(Saved data entries)
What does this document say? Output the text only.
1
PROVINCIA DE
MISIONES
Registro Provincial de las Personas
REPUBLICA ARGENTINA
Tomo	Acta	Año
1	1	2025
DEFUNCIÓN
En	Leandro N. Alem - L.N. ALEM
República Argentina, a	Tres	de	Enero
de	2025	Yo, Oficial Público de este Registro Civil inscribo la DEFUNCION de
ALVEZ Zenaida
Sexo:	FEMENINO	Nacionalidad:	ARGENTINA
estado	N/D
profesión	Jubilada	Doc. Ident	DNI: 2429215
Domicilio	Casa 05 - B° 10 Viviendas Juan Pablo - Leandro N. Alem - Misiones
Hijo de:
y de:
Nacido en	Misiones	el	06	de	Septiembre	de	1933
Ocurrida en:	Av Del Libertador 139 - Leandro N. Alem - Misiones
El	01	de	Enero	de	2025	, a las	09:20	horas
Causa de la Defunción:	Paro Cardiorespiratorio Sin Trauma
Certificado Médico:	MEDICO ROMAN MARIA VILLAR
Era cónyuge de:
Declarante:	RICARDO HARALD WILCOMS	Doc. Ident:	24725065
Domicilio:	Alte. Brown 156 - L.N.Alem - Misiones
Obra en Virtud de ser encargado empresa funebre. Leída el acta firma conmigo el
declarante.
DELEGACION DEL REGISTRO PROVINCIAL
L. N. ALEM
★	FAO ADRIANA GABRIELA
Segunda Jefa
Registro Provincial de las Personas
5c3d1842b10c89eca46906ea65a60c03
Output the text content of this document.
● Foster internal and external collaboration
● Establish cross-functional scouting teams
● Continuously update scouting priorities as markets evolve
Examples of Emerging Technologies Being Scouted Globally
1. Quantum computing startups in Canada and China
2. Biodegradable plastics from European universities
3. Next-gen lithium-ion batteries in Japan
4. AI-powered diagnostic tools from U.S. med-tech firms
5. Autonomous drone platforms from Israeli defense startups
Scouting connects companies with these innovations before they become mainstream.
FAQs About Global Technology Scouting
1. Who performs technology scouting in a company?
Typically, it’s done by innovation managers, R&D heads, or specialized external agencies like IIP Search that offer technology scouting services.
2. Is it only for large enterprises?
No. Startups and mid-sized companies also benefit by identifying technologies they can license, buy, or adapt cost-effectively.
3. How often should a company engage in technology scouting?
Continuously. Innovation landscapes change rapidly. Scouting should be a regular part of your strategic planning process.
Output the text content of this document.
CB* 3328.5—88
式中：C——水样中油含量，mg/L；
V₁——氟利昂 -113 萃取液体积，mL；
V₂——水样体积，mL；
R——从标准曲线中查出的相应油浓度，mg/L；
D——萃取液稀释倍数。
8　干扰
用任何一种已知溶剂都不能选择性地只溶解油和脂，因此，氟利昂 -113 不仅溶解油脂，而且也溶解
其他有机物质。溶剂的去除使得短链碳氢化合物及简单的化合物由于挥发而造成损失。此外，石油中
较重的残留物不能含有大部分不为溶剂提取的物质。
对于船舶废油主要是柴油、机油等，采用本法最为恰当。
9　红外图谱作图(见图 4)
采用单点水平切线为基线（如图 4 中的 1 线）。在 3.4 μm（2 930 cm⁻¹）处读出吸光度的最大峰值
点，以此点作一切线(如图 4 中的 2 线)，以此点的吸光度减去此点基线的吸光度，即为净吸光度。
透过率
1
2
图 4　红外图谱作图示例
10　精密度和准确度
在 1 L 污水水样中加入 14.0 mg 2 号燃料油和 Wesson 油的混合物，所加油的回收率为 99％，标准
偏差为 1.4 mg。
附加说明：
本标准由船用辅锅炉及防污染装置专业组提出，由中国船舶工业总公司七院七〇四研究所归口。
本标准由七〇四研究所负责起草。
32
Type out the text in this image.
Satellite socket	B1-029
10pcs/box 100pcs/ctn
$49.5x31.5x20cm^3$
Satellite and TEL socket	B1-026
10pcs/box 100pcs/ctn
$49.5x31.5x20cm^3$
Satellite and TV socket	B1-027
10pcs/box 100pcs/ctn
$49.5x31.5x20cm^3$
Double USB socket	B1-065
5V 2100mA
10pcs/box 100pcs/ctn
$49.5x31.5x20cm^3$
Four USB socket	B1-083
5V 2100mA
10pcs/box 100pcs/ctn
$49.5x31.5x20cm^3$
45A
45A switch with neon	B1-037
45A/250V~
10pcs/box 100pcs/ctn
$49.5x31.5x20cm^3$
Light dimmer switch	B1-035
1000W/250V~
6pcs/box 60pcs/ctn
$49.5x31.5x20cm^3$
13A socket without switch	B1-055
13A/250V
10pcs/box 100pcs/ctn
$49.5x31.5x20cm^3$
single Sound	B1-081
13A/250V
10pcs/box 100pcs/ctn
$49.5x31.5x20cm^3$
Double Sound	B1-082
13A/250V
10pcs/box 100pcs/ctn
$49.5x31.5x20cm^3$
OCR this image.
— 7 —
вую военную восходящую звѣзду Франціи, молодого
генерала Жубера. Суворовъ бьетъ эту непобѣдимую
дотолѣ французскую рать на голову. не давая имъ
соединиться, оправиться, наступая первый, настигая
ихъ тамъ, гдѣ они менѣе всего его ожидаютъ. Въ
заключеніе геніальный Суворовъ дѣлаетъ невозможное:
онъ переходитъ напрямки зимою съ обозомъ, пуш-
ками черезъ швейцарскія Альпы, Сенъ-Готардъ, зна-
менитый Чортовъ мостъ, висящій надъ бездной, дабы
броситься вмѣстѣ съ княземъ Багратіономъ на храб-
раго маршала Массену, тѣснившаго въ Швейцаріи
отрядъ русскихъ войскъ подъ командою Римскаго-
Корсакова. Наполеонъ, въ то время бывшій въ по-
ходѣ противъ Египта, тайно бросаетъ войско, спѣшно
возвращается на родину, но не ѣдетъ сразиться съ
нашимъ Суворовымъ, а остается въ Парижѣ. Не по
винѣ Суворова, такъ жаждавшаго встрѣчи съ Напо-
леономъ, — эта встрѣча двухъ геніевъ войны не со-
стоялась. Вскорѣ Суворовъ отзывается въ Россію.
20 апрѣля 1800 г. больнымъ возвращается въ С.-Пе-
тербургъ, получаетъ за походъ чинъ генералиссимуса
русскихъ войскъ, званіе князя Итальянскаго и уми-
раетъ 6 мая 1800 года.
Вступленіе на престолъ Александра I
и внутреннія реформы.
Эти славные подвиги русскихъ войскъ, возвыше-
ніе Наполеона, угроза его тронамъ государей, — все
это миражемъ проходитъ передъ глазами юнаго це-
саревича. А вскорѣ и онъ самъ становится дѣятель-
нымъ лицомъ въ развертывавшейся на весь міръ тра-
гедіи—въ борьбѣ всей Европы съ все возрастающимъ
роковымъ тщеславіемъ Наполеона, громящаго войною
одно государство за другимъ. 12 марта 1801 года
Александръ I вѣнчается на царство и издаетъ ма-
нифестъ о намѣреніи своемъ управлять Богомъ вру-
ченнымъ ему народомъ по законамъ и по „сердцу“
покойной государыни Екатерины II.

> THE REQUEST: For each line in the data above that contains the string "external", extract the line.

> EXERCISE SOLUTION:
● Foster internal and external collaboration
Typically, it’s done by innovation managers, R&D heads, or specialized external agencies like IIP Search that offer technology scouting services.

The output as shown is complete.